Given text »
Consumers' choices depend on the net value they get after taking into account both monetary and non-monetary costs incurred from the purchase. Associate Professor Irene Ng, who graduated with a PhD from NUS Business School in 2003, explains how the identification and the converting of Pareto losses, coupled with the use of technology, will enable firms to innovate and increase price, demand and customer satisfaction.

Traditional business thought has it that price is the only and critical avenue through which businesses are able to generate revenue. With good pricing and segmentation strategies, firms are more likely to succeed since this would ensure that consumers would be more likely to pay for a good or service. However, today's consumers do not make purchase decisions based on price alone, but on the net value that they can get from their purchase. This includes both price and non-price considerations.

To enjoy the benefits of a service, buyers are aware that they are required to pay a price, a monetary cost. They are often unaware of other monetary costs involved, especially when consuming a service, or non-monetary costs that may be incurred as a result on purchasing a good or service. For example, when a buyer purchases a gym membership, he or she may incur further monetary costs in purchasing gym gear or car park charges. He or she may also incur non-monetary cost of having to wait to be served by a gym consultant.

Though unaware, consumers may unconsciously process such considerations and the expected net value (ENV) outcome may result in the decision of whether or not to purchase the service. Consumers too may decide not to purchase if they find themselves incurring other non-monetary costs such as time, feeling uncomfortable, being vulnerable to risk or opportunity costs.

Clearly, consumers do not just consider price as the deciding factor for purchase. There is thus a need for a revised understanding of the key economic concepts relating to price.

Service Innovation and Pareto Loss
Pareto Loss is defined as the non-monetary costs incurred by buyers. Simply put, Pareto loss benefits no party. Neither the consumer nor the firm benefits from it. By waiting, neither the consumer nor the firm benefits. In fact, it could even lead to a loss for the firm since the consumer may give up buying the service, or demand 'compensation' for having to wait, such as demanding a lower price for the service.

Goals »
A. Answer these questions from the pricing article:
(i) In what year did Irene Ng graduate with a PhD from NUS Business School?
(ii) In the gym membership example, which further monetary costs might a buyer incur?
(iii) How does the article define Pareto Loss?
B. Decide whether each statement agrees with the pricing article. Answer yes or no and quote the words that settle it.
(i) Traditional business thought treats price as the only avenue for generating revenue.
(ii) Today's consumers base purchase decisions on price alone.
(iii) Pareto loss benefits the firm but not the consumer.
C. Please turn the paragraph of the pricing article that begins "To enjoy the benefits of a service" into a short list that keeps its main facts.
The records come from a different source than the pricing article.

Extracted data entries
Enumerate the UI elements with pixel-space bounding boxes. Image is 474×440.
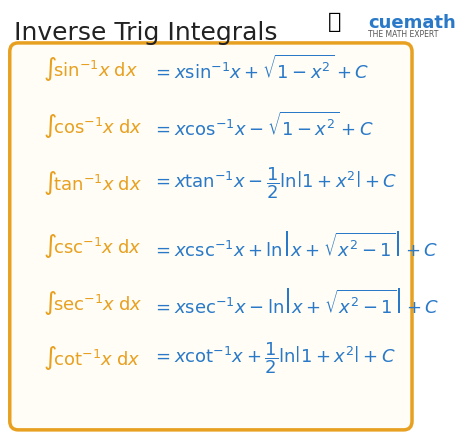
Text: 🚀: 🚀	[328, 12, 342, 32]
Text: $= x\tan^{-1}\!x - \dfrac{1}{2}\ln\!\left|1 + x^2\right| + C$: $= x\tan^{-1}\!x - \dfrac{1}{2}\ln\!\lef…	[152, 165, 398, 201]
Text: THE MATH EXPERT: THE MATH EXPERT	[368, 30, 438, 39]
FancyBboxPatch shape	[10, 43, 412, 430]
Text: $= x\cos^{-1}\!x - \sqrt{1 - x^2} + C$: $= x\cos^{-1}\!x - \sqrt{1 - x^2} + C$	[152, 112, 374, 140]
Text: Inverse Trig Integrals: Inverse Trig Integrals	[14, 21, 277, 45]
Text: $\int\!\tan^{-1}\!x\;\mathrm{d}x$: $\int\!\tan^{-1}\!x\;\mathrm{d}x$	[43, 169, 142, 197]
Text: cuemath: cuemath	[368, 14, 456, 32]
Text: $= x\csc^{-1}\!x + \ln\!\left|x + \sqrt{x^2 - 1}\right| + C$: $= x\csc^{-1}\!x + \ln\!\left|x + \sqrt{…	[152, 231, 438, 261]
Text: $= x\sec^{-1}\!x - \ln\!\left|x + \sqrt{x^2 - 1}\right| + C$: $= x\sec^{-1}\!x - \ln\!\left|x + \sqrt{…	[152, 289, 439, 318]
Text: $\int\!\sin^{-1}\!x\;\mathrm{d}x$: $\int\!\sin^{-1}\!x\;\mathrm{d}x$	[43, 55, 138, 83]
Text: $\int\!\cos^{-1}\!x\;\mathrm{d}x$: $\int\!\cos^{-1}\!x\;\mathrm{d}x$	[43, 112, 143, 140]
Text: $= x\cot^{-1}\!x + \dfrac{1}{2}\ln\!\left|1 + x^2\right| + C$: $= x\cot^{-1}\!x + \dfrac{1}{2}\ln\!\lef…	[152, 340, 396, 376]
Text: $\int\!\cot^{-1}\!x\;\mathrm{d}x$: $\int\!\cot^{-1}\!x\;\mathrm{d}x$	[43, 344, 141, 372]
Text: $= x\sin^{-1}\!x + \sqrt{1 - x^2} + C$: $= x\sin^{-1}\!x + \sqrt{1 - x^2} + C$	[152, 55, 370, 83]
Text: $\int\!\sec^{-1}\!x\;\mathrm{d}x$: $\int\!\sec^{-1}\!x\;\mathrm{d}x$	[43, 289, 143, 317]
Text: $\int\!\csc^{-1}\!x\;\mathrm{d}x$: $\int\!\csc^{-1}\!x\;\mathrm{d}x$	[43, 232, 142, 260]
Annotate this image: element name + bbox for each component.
---
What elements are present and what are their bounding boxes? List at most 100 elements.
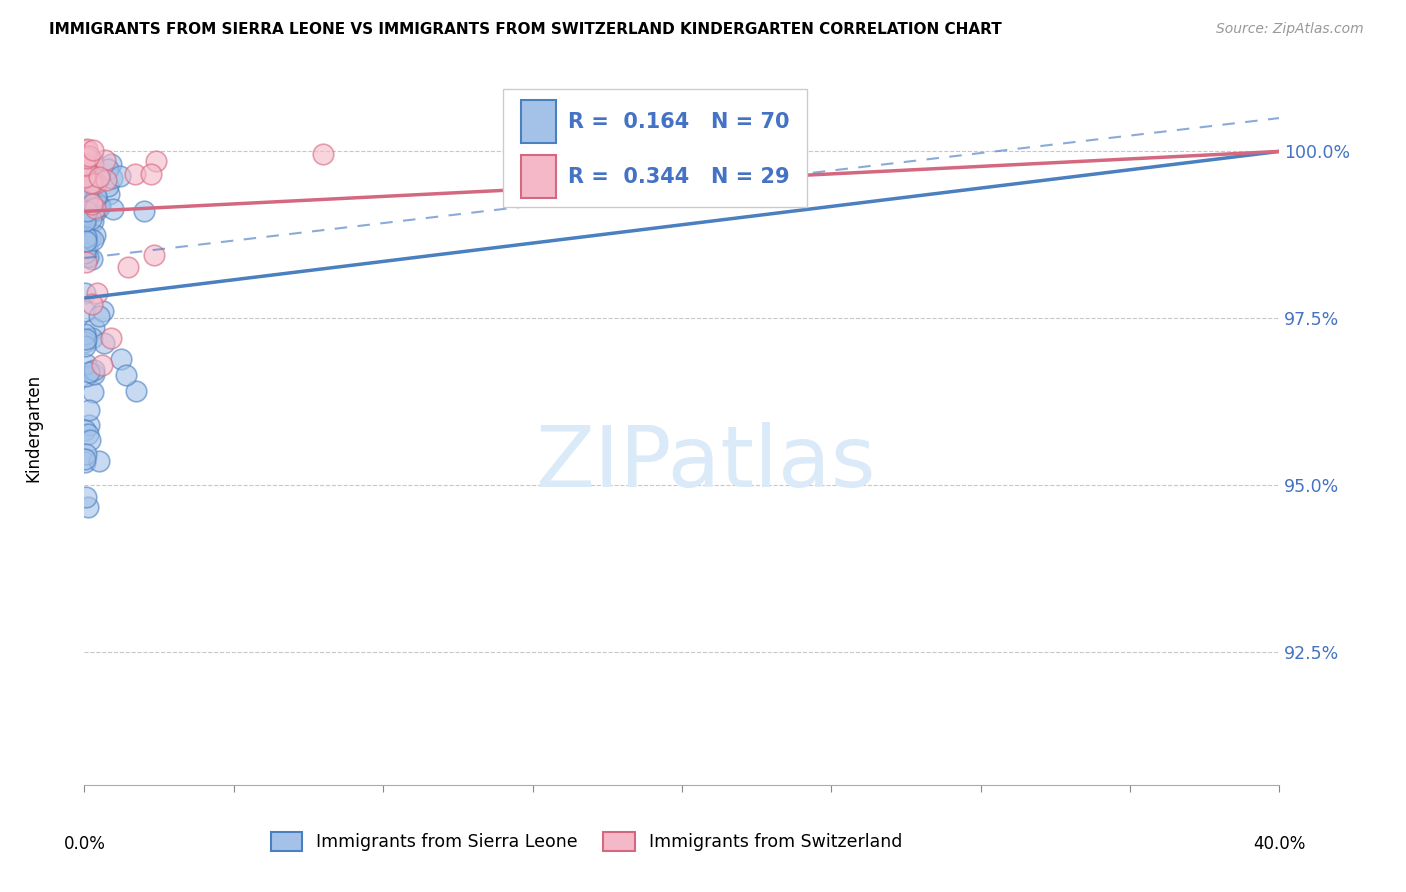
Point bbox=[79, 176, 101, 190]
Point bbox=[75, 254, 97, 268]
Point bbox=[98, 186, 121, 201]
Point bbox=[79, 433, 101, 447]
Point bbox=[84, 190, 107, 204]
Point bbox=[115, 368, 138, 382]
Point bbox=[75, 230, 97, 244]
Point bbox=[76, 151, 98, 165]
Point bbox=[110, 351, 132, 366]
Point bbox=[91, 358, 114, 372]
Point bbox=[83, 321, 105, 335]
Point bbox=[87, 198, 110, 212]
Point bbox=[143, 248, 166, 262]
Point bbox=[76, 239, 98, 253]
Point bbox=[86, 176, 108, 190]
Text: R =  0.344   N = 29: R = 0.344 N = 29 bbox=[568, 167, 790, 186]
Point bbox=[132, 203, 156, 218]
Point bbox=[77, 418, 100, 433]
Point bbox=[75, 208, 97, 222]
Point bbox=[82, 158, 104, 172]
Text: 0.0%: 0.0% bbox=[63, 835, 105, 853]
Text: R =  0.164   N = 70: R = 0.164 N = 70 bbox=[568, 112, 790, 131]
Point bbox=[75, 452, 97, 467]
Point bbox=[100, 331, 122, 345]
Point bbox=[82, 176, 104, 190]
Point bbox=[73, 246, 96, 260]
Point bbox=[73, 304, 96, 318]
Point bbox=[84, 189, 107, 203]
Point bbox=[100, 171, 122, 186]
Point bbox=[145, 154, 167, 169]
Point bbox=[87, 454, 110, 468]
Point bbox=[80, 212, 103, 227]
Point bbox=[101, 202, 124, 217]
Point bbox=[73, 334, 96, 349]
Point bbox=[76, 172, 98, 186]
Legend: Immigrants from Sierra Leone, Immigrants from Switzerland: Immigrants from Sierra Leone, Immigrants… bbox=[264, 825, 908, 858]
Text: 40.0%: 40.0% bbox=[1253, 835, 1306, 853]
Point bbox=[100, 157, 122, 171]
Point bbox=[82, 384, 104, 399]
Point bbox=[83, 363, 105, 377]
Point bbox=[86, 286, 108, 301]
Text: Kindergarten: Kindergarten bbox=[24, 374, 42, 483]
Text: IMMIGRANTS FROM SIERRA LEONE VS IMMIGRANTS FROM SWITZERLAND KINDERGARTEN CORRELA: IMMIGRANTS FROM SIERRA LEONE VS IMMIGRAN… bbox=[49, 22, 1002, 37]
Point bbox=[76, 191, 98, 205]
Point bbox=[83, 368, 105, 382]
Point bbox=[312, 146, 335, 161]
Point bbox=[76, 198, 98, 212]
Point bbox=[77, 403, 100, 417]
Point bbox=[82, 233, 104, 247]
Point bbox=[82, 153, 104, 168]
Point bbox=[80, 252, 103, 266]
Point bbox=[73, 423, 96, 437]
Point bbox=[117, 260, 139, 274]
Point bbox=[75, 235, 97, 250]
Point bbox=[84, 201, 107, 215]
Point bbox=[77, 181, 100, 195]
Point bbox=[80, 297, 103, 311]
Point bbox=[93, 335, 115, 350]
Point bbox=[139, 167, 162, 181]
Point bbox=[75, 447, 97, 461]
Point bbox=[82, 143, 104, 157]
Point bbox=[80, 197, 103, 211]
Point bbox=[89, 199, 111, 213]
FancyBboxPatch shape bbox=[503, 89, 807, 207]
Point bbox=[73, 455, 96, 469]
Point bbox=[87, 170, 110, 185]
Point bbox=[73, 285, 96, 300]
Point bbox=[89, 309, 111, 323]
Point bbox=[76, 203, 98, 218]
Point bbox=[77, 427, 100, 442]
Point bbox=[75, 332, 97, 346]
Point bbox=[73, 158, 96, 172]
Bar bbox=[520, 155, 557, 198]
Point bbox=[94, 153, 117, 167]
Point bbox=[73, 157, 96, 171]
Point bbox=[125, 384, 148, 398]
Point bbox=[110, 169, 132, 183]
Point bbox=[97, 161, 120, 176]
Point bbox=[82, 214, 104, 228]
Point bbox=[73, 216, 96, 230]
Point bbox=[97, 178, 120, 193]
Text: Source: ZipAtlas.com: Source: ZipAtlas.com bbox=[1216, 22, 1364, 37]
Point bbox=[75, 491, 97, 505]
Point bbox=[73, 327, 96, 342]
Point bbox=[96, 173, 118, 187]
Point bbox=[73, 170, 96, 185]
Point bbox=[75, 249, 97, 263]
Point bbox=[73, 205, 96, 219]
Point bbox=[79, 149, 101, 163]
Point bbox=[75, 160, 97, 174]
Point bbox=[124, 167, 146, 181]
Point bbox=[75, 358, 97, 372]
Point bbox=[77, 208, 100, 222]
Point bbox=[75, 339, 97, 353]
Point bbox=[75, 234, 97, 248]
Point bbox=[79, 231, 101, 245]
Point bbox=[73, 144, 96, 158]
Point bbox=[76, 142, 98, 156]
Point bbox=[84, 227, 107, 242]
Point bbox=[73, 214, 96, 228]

Answers per task »
A.
(i) 2003
(ii) Purchasing gym gear or car park charges
(iii) As the non-monetary costs incurred by buyers

B.
(i) Yes: "Traditional business thought has it that price is the only and critical avenue through which businesses are able to generate revenue."
(ii) No: "today's consumers do not make purchase decisions based on price alone"
(iii) No: "Neither the consumer nor the firm benefits from it."

C.
- To enjoy a service, buyers know they must pay a price, which is a monetary cost.
- They are often unaware of other monetary costs, especially when consuming a service.
- They are also often unaware of non-monetary costs that a purchase may bring.
- Example: a gym member may pay extra for gym gear or car park charges.
- The same member may also bear the non-monetary cost of waiting to be served by a gym consultant.